(Figure collection entries)
[start]
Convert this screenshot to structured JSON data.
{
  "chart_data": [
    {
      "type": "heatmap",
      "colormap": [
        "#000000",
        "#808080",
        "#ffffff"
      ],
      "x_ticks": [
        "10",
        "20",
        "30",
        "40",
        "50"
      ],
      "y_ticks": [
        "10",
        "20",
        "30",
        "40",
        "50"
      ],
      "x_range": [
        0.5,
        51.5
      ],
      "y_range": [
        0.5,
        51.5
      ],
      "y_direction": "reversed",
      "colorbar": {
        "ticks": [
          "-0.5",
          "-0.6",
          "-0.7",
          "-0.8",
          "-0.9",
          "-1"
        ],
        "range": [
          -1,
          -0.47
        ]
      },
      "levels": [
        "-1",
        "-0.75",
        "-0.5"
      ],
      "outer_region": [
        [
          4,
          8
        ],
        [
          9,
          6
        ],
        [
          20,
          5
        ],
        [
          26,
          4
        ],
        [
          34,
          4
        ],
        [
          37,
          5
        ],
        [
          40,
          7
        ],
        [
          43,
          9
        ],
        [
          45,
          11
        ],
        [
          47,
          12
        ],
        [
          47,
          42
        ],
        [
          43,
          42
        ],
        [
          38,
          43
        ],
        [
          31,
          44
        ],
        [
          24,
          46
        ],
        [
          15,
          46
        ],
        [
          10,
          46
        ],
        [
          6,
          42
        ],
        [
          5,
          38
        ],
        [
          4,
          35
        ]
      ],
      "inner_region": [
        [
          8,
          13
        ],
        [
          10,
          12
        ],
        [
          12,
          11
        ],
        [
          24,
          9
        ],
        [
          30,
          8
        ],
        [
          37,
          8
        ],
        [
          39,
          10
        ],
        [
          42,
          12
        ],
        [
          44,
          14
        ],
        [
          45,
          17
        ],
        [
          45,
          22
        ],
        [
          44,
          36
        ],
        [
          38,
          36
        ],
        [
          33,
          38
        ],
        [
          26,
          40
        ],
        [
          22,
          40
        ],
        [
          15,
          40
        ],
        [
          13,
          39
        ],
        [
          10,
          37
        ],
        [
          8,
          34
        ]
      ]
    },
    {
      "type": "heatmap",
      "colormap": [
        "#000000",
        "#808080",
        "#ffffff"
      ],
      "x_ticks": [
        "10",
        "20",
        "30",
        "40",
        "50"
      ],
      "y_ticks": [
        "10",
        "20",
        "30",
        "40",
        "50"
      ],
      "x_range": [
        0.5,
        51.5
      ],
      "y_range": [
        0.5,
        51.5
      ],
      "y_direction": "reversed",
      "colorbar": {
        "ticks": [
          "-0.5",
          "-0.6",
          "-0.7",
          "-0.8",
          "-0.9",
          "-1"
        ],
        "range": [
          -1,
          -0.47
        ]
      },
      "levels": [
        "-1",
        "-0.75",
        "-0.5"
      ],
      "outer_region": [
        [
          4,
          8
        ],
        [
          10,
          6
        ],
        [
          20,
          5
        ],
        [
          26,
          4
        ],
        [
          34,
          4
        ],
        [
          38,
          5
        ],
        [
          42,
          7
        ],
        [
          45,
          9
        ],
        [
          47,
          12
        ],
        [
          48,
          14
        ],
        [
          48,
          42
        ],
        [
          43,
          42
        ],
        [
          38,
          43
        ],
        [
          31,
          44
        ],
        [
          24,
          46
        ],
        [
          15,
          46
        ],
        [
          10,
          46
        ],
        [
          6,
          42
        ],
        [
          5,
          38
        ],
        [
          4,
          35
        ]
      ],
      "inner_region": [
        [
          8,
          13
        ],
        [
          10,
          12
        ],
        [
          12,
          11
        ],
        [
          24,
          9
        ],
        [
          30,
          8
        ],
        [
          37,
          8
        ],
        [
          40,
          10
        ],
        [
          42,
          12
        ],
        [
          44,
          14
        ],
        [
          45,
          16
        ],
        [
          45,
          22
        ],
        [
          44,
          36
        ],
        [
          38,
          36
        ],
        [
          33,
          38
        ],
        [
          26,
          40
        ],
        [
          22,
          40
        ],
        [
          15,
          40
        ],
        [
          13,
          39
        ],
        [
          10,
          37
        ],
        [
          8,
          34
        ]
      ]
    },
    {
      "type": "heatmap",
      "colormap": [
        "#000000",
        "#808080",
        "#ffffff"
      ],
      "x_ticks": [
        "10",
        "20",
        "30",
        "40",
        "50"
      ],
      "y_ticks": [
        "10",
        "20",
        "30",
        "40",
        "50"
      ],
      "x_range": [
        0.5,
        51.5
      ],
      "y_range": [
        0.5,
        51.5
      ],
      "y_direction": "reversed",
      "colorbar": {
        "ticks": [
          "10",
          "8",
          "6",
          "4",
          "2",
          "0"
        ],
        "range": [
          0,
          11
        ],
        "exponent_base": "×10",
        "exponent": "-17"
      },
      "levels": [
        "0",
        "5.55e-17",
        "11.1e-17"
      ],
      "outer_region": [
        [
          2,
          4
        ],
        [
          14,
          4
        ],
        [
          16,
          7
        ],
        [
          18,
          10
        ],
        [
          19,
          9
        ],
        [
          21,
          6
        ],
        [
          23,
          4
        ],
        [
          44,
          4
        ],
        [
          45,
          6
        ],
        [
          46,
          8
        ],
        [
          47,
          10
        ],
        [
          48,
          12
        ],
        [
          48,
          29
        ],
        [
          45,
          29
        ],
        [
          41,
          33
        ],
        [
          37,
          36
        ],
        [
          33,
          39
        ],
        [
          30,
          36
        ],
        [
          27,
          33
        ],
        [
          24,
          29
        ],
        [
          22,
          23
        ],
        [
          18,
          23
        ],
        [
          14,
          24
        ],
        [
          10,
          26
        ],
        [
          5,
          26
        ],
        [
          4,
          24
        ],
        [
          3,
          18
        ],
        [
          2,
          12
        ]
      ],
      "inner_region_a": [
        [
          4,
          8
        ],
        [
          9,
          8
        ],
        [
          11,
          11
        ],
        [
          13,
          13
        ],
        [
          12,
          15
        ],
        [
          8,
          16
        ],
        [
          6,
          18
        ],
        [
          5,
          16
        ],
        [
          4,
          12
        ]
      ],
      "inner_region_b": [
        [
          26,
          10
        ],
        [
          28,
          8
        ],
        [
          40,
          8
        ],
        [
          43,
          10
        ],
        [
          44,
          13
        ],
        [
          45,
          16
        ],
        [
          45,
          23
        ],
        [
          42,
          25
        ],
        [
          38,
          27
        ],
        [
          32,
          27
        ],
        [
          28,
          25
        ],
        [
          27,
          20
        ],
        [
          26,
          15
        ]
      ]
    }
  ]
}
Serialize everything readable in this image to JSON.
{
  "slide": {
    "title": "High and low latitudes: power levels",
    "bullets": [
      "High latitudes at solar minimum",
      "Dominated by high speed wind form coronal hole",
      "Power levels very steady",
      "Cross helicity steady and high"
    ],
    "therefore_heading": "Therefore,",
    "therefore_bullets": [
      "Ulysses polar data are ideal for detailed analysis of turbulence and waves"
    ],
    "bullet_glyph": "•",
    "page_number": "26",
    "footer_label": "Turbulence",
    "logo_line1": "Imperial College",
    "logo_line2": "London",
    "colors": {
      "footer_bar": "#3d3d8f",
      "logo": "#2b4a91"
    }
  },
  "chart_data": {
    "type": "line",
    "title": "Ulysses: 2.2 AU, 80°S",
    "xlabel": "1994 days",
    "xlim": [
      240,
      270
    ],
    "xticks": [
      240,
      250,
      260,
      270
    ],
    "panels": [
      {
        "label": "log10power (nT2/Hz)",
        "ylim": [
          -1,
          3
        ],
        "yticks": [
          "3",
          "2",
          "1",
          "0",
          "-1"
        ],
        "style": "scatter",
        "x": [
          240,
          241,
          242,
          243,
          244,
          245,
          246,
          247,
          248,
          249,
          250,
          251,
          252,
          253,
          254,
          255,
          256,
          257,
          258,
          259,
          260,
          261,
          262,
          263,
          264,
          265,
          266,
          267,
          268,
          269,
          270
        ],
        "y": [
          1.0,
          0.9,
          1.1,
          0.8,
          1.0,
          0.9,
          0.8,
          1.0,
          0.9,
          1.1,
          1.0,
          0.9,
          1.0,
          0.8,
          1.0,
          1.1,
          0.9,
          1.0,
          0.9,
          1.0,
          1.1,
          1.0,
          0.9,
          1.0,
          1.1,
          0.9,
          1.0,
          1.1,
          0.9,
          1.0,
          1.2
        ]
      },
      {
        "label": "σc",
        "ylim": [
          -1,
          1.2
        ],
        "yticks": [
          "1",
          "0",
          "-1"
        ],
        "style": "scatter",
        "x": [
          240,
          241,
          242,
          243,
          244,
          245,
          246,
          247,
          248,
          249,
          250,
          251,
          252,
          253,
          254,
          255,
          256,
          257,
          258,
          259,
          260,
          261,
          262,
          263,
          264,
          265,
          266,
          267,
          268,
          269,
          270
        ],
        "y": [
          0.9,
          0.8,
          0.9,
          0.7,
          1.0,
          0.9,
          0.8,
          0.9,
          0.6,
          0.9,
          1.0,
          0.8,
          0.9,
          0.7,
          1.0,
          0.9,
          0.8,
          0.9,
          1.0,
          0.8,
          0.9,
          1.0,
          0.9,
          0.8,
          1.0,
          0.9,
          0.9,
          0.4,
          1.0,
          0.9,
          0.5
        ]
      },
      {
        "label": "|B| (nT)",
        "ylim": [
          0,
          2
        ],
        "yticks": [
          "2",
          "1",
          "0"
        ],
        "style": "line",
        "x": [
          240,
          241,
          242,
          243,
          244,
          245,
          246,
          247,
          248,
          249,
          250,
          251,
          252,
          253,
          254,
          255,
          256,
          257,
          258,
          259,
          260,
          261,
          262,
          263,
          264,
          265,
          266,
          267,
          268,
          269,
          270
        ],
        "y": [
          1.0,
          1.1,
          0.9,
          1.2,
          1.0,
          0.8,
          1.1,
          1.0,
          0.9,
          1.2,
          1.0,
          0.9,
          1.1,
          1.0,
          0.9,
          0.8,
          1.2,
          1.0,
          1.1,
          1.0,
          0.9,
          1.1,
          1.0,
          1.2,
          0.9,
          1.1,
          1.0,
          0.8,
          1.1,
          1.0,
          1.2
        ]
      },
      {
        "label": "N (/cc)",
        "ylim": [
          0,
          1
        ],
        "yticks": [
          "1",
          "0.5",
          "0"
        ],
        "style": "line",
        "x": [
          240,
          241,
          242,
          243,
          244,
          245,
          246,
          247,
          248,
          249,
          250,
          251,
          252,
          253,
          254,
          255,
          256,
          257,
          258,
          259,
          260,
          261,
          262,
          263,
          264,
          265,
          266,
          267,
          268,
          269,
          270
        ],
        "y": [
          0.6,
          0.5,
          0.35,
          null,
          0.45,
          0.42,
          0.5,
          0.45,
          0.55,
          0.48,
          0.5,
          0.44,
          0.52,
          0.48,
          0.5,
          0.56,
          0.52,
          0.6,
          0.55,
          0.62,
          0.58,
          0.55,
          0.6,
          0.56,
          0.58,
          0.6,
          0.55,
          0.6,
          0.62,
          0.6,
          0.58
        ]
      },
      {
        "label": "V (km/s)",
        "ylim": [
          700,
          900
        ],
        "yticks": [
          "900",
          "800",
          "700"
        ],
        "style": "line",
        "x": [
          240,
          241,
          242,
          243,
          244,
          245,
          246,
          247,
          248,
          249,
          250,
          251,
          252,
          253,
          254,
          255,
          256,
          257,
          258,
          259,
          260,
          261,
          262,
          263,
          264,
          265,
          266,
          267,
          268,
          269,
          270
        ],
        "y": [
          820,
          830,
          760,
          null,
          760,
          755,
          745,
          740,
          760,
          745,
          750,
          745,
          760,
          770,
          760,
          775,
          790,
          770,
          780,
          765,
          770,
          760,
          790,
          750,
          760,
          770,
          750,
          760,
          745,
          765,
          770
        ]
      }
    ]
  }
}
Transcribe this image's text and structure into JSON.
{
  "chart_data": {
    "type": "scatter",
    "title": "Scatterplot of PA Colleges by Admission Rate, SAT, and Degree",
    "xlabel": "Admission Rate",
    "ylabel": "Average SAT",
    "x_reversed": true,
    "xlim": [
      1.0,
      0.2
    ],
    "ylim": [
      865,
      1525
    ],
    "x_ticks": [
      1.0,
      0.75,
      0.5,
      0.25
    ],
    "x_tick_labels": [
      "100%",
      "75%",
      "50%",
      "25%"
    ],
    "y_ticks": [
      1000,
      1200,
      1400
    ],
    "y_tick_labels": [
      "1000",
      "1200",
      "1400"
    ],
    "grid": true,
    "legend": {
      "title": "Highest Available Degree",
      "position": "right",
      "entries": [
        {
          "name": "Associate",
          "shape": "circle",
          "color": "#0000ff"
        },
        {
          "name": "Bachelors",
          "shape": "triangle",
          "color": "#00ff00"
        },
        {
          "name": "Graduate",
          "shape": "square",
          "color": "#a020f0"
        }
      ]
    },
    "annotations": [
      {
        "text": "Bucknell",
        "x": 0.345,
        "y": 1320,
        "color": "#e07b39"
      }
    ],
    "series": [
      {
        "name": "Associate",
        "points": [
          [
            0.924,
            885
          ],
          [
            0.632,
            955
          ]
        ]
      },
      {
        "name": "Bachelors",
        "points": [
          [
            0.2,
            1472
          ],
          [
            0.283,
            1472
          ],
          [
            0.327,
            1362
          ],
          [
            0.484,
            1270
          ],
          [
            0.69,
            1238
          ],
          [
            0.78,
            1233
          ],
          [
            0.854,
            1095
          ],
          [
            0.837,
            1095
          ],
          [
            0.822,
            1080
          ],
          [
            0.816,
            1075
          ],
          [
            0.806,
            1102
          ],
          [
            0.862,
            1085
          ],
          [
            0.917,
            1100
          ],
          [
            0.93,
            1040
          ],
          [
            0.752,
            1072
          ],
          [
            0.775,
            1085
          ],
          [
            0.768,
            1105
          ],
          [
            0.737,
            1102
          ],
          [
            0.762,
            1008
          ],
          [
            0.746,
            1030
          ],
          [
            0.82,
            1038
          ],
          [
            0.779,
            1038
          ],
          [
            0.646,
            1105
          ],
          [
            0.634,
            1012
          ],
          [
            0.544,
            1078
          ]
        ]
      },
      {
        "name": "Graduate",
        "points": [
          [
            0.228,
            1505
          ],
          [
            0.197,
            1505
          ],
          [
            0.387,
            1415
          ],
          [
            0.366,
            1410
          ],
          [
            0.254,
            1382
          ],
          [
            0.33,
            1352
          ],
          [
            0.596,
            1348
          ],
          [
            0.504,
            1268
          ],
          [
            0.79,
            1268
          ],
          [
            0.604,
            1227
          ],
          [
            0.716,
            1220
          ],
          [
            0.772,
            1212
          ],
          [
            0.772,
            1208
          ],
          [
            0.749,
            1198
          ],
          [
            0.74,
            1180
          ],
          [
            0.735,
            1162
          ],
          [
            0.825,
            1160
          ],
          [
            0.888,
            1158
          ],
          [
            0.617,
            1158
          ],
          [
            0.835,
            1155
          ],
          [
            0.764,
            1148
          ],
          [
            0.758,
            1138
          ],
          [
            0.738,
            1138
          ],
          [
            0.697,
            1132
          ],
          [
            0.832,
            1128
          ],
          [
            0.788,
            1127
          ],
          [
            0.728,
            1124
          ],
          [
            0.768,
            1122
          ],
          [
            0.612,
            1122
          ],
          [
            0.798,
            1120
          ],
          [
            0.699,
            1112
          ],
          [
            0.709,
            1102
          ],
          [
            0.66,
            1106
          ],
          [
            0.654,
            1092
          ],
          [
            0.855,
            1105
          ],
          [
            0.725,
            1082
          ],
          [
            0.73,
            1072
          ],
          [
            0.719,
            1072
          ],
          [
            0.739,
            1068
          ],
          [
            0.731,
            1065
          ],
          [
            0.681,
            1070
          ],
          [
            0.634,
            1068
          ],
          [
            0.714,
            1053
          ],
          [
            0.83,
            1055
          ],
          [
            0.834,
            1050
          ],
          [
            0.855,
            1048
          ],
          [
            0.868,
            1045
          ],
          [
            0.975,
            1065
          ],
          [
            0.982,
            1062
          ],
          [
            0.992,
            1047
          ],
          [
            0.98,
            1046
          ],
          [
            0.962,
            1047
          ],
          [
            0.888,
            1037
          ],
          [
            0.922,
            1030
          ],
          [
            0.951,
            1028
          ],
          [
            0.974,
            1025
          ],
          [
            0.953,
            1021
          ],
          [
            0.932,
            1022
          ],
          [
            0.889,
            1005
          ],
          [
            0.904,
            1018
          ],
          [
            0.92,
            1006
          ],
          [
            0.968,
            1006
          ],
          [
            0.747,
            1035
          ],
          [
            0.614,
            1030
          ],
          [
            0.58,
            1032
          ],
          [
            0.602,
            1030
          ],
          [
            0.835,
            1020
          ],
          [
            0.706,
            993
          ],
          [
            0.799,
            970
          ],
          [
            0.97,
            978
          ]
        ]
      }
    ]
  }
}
[end]
> **Exercise instructions**
Give every line of the material that includes the string "title".

> **Reply**
    "title": "High and low latitudes: power levels",
    "title": "Ulysses: 2.2 AU, 80°S",
    "title": "Scatterplot of PA Colleges by Admission Rate, SAT, and Degree",
      "title": "Highest Available Degree",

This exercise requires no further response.